> _Written task_: In the entries below, find every line holding the string "curvature" and collect it.

::: Records :::

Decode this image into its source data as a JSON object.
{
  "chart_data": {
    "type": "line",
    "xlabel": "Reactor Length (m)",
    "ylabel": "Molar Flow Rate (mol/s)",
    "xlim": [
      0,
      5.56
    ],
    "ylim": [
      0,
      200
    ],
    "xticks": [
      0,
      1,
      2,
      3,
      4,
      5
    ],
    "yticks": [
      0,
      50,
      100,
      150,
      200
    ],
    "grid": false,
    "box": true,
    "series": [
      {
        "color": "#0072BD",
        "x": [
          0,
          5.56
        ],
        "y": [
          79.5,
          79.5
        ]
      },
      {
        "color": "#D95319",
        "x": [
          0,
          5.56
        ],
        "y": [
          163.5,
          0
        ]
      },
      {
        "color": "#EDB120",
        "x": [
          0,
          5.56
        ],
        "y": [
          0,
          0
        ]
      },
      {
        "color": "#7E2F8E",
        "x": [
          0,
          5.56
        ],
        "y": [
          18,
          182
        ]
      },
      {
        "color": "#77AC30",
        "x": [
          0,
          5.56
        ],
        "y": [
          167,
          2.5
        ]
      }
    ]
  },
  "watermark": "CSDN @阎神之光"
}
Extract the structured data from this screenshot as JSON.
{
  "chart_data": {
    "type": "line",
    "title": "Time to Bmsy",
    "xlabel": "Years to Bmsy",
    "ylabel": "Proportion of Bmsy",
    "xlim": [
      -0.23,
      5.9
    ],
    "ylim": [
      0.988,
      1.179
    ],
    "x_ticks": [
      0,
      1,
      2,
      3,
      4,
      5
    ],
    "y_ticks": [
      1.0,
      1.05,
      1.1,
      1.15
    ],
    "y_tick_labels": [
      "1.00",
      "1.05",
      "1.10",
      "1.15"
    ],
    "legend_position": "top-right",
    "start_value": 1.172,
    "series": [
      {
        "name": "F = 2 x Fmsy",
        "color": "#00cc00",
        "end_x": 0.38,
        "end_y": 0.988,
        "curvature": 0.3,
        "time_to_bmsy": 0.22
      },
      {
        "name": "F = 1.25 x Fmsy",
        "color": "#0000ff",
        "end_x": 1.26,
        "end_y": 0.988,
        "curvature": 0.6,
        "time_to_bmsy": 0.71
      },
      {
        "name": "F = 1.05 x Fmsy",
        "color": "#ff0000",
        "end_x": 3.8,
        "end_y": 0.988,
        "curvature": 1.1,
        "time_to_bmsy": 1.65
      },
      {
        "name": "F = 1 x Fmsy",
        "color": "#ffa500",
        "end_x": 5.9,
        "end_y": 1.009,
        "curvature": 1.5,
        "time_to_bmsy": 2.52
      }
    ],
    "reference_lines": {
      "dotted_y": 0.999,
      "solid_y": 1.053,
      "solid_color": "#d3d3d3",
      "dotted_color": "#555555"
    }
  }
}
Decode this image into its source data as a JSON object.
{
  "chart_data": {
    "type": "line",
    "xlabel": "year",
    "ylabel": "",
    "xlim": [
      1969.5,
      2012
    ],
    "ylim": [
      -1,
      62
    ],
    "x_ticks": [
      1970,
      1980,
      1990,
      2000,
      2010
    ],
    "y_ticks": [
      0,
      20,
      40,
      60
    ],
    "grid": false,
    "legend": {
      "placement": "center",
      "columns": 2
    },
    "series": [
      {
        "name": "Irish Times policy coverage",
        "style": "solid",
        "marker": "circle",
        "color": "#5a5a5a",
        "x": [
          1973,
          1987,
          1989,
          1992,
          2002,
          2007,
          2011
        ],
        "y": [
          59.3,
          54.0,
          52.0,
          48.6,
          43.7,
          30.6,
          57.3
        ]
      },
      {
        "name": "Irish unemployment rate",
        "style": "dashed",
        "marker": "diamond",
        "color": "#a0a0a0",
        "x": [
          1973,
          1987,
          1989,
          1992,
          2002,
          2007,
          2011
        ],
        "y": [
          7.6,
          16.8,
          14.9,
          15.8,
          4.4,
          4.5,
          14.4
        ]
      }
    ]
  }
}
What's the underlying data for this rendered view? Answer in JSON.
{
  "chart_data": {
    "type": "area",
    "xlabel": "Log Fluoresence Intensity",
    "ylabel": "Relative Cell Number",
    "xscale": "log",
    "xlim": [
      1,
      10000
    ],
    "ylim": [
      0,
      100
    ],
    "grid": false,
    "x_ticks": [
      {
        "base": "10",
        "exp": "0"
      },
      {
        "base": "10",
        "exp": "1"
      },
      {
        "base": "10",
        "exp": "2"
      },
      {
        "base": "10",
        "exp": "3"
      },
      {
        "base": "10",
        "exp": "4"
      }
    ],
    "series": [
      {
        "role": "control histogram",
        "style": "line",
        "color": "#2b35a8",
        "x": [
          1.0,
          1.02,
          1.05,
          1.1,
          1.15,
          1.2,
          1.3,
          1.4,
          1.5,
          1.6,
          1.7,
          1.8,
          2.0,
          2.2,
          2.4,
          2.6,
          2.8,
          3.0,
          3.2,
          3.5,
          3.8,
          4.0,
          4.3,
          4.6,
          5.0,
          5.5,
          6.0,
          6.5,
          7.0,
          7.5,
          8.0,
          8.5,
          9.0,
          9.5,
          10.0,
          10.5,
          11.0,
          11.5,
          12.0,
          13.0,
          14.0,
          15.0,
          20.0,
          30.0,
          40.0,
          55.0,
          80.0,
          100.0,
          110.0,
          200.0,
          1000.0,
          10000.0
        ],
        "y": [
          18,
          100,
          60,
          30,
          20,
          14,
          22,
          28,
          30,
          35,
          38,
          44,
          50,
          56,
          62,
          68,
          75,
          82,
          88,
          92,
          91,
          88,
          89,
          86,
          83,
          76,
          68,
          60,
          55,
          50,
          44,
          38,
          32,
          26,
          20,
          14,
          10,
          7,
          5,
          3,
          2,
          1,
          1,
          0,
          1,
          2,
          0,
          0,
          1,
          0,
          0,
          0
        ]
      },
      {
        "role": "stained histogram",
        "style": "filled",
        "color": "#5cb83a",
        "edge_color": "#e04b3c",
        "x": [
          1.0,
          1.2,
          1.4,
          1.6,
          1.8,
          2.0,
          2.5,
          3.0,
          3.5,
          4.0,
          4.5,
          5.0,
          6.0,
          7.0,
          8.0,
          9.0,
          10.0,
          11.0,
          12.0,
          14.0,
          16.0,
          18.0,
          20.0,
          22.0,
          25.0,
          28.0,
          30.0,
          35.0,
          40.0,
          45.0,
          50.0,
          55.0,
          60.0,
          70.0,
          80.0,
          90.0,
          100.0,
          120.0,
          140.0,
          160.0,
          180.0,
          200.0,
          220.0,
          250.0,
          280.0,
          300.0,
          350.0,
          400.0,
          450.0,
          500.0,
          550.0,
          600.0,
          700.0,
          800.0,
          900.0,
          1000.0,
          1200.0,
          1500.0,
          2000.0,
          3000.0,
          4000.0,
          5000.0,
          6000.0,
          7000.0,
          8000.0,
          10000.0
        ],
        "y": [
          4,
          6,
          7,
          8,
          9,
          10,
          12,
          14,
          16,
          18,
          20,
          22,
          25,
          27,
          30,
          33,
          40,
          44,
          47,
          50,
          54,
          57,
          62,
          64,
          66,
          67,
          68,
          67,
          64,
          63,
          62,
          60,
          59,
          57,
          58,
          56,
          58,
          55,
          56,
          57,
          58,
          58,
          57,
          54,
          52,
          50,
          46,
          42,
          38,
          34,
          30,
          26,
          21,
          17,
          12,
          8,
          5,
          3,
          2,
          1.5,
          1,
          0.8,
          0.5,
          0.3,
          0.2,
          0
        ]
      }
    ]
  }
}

:::

> _Output for this exercise_:
        "curvature": 0.3,
        "curvature": 0.6,
        "curvature": 1.1,
        "curvature": 1.5,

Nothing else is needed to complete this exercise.